**Task**
Starting with the line that contains "Extract all readable text from this page.", write out each line through the end of the listing, unchanged. Output nothing else.

>> BEGIN Data lines

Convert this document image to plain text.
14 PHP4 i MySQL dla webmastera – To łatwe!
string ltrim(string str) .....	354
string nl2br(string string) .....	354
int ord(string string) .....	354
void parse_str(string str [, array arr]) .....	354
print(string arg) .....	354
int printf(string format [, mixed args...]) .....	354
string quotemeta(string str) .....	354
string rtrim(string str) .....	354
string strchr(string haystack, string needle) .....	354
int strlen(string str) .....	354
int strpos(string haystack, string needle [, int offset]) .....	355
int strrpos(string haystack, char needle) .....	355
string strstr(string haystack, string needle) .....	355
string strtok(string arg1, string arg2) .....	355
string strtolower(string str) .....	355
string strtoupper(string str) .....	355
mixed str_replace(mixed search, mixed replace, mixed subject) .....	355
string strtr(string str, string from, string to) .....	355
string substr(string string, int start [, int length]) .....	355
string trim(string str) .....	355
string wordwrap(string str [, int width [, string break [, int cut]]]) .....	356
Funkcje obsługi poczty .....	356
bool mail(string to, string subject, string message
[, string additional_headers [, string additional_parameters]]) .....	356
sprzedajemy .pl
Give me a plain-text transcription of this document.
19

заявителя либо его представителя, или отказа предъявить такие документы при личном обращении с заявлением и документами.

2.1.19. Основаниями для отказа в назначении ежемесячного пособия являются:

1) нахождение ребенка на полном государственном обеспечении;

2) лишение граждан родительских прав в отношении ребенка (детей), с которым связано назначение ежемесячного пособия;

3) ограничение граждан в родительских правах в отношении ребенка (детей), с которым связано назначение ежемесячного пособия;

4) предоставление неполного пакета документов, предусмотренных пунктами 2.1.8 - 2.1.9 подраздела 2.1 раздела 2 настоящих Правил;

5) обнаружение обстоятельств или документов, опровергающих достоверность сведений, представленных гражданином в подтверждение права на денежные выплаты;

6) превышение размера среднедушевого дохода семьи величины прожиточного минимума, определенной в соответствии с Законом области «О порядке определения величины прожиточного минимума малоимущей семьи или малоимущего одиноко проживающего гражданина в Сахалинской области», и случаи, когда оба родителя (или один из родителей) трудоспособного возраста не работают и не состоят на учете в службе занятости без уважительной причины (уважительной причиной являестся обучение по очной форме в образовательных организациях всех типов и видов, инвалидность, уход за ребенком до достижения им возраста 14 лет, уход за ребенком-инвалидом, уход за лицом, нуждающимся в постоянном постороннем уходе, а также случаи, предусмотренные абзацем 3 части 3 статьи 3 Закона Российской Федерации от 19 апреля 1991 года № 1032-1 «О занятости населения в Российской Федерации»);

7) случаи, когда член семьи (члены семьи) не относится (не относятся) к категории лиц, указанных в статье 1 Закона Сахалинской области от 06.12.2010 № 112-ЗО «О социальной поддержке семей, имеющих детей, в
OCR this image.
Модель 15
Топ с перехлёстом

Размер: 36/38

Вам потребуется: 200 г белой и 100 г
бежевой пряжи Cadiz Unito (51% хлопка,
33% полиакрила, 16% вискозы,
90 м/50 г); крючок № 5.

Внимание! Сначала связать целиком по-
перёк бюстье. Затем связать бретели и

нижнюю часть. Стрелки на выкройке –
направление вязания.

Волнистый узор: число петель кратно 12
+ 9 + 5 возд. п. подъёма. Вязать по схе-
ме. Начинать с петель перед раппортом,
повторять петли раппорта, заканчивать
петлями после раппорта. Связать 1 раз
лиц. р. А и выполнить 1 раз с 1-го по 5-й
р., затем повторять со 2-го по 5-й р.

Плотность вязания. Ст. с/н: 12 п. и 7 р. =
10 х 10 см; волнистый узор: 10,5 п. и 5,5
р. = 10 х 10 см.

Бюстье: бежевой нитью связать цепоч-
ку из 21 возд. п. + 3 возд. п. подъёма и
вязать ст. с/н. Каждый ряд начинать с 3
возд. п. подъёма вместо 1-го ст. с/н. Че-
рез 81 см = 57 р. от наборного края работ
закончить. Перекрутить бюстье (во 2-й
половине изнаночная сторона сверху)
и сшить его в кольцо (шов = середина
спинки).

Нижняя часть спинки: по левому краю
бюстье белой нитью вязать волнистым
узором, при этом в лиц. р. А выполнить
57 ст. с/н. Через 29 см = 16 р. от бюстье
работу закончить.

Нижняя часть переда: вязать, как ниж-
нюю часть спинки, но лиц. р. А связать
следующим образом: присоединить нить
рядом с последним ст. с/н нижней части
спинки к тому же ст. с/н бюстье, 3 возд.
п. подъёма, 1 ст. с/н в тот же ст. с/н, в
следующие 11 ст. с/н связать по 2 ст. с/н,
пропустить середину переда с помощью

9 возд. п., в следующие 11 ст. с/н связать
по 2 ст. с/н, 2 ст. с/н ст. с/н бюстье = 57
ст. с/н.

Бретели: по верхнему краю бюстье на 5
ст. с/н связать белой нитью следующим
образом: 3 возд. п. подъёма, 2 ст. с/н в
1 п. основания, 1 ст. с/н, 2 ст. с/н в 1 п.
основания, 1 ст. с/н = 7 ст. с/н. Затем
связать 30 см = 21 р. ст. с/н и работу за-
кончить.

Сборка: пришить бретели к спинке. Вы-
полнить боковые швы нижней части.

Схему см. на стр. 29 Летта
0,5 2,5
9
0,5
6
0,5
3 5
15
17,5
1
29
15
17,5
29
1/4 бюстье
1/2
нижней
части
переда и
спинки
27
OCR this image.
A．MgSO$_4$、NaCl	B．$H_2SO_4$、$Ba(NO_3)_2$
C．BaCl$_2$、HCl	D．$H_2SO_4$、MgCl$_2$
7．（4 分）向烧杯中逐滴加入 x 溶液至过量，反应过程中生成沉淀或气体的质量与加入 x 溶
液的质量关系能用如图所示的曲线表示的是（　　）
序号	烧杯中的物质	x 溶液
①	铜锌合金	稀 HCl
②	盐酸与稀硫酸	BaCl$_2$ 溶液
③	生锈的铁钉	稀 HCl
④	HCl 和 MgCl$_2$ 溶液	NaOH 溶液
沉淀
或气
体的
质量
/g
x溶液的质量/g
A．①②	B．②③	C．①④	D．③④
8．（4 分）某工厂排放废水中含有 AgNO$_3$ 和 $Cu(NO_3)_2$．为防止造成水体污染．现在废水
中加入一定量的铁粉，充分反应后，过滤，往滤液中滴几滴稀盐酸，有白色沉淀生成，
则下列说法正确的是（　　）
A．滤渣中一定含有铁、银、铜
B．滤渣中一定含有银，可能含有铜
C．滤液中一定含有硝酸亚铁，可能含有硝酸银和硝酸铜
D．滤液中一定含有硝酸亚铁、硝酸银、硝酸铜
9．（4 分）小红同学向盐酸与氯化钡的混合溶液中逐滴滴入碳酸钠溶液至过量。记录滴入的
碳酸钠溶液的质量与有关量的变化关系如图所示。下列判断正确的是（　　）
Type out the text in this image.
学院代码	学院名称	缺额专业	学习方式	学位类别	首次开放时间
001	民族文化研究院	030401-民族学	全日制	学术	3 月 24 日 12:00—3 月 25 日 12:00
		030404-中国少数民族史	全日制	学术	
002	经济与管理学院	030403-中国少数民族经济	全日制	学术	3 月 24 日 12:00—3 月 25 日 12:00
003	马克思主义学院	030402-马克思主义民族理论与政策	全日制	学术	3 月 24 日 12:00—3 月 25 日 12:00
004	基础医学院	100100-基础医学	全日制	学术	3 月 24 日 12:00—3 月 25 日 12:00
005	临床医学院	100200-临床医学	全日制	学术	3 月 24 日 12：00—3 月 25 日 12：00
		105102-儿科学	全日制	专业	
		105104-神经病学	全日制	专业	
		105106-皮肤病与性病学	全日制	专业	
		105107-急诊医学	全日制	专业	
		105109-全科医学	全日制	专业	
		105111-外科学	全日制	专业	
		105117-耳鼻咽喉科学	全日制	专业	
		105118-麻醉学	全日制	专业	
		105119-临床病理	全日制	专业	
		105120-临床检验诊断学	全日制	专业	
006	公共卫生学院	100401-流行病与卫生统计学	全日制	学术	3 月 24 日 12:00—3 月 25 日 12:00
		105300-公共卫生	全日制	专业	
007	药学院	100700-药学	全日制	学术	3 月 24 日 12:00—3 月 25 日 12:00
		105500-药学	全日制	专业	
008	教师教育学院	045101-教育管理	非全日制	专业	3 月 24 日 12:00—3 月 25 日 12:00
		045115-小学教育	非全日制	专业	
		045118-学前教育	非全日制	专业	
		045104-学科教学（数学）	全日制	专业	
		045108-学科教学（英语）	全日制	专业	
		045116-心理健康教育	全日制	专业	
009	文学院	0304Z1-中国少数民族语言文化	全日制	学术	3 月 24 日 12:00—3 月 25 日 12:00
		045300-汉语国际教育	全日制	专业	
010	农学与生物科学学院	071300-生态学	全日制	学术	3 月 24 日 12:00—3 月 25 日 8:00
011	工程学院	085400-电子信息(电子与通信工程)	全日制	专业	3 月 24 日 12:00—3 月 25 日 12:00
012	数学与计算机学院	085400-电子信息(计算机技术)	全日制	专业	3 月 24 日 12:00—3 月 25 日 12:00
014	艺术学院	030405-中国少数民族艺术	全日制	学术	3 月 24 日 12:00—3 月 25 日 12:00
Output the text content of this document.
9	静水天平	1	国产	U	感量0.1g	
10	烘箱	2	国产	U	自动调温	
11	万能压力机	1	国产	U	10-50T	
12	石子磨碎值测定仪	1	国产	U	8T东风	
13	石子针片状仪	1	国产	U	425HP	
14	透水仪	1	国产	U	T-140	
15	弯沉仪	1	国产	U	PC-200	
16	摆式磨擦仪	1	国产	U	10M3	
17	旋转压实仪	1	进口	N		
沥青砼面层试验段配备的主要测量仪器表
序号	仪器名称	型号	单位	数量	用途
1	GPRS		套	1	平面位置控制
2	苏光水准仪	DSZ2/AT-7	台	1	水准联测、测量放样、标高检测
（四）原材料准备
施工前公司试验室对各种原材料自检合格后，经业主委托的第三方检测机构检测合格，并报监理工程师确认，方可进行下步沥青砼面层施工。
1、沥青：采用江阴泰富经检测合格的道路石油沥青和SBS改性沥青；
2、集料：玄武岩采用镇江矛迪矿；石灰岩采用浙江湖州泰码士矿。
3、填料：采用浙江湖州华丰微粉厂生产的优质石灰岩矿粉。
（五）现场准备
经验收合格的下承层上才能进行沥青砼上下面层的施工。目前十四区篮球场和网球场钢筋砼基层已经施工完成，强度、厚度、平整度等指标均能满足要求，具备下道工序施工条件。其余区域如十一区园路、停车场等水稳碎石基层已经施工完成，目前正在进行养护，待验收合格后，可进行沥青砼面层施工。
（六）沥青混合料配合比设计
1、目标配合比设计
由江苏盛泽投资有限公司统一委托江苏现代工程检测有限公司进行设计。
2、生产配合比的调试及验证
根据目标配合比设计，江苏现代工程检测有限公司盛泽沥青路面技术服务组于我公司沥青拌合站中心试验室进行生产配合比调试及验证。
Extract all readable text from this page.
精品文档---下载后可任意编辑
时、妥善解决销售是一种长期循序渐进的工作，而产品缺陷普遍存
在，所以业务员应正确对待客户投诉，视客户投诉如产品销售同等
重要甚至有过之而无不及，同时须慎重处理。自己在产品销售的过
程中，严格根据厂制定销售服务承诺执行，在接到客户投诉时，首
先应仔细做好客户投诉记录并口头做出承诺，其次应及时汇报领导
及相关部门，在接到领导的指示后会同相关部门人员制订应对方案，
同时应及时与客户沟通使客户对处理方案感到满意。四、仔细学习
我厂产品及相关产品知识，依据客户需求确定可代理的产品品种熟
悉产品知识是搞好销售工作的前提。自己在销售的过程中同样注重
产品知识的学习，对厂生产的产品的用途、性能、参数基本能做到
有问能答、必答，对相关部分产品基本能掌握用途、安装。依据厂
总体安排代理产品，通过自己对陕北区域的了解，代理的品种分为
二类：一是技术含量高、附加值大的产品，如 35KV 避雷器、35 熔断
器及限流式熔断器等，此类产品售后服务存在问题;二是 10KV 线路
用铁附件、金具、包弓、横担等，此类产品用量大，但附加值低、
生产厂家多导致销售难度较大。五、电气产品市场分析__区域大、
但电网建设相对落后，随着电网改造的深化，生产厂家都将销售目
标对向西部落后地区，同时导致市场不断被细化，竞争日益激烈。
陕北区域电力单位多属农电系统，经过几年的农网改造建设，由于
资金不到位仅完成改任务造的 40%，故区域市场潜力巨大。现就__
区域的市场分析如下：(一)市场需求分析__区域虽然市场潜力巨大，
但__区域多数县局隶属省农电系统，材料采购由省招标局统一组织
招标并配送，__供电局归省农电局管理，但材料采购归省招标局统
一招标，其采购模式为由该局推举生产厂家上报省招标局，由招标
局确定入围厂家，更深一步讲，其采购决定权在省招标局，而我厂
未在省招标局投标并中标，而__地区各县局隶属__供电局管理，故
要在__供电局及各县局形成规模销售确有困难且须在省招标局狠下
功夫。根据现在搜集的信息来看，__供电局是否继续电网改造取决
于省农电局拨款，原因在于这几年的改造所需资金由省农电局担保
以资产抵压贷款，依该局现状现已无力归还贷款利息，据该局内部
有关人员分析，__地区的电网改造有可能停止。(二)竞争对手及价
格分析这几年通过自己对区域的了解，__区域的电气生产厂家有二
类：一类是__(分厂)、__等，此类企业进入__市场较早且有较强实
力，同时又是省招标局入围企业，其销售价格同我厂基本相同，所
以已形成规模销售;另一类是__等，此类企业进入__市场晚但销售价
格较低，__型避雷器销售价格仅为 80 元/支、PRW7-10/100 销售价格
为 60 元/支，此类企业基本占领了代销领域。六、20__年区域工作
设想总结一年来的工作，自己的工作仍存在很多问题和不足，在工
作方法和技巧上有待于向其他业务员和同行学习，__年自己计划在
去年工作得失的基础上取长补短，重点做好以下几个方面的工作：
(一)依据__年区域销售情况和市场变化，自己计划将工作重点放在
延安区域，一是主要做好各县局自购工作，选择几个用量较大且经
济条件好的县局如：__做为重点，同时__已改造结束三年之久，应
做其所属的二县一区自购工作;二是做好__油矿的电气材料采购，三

>> END Data lines

**Full output**
Extract all readable text from this page.
精品文档---下载后可任意编辑
时、妥善解决销售是一种长期循序渐进的工作，而产品缺陷普遍存
在，所以业务员应正确对待客户投诉，视客户投诉如产品销售同等
重要甚至有过之而无不及，同时须慎重处理。自己在产品销售的过
程中，严格根据厂制定销售服务承诺执行，在接到客户投诉时，首
先应仔细做好客户投诉记录并口头做出承诺，其次应及时汇报领导
及相关部门，在接到领导的指示后会同相关部门人员制订应对方案，
同时应及时与客户沟通使客户对处理方案感到满意。四、仔细学习
我厂产品及相关产品知识，依据客户需求确定可代理的产品品种熟
悉产品知识是搞好销售工作的前提。自己在销售的过程中同样注重
产品知识的学习，对厂生产的产品的用途、性能、参数基本能做到
有问能答、必答，对相关部分产品基本能掌握用途、安装。依据厂
总体安排代理产品，通过自己对陕北区域的了解，代理的品种分为
二类：一是技术含量高、附加值大的产品，如 35KV 避雷器、35 熔断
器及限流式熔断器等，此类产品售后服务存在问题;二是 10KV 线路
用铁附件、金具、包弓、横担等，此类产品用量大，但附加值低、
生产厂家多导致销售难度较大。五、电气产品市场分析__区域大、
但电网建设相对落后，随着电网改造的深化，生产厂家都将销售目
标对向西部落后地区，同时导致市场不断被细化，竞争日益激烈。
陕北区域电力单位多属农电系统，经过几年的农网改造建设，由于
资金不到位仅完成改任务造的 40%，故区域市场潜力巨大。现就__
区域的市场分析如下：(一)市场需求分析__区域虽然市场潜力巨大，
但__区域多数县局隶属省农电系统，材料采购由省招标局统一组织
招标并配送，__供电局归省农电局管理，但材料采购归省招标局统
一招标，其采购模式为由该局推举生产厂家上报省招标局，由招标
局确定入围厂家，更深一步讲，其采购决定权在省招标局，而我厂
未在省招标局投标并中标，而__地区各县局隶属__供电局管理，故
要在__供电局及各县局形成规模销售确有困难且须在省招标局狠下
功夫。根据现在搜集的信息来看，__供电局是否继续电网改造取决
于省农电局拨款，原因在于这几年的改造所需资金由省农电局担保
以资产抵压贷款，依该局现状现已无力归还贷款利息，据该局内部
有关人员分析，__地区的电网改造有可能停止。(二)竞争对手及价
格分析这几年通过自己对区域的了解，__区域的电气生产厂家有二
类：一类是__(分厂)、__等，此类企业进入__市场较早且有较强实
力，同时又是省招标局入围企业，其销售价格同我厂基本相同，所
以已形成规模销售;另一类是__等，此类企业进入__市场晚但销售价
格较低，__型避雷器销售价格仅为 80 元/支、PRW7-10/100 销售价格
为 60 元/支，此类企业基本占领了代销领域。六、20__年区域工作
设想总结一年来的工作，自己的工作仍存在很多问题和不足，在工
作方法和技巧上有待于向其他业务员和同行学习，__年自己计划在
去年工作得失的基础上取长补短，重点做好以下几个方面的工作：
(一)依据__年区域销售情况和市场变化，自己计划将工作重点放在
延安区域，一是主要做好各县局自购工作，选择几个用量较大且经
济条件好的县局如：__做为重点，同时__已改造结束三年之久，应
做其所属的二县一区自购工作;二是做好__油矿的电气材料采购，三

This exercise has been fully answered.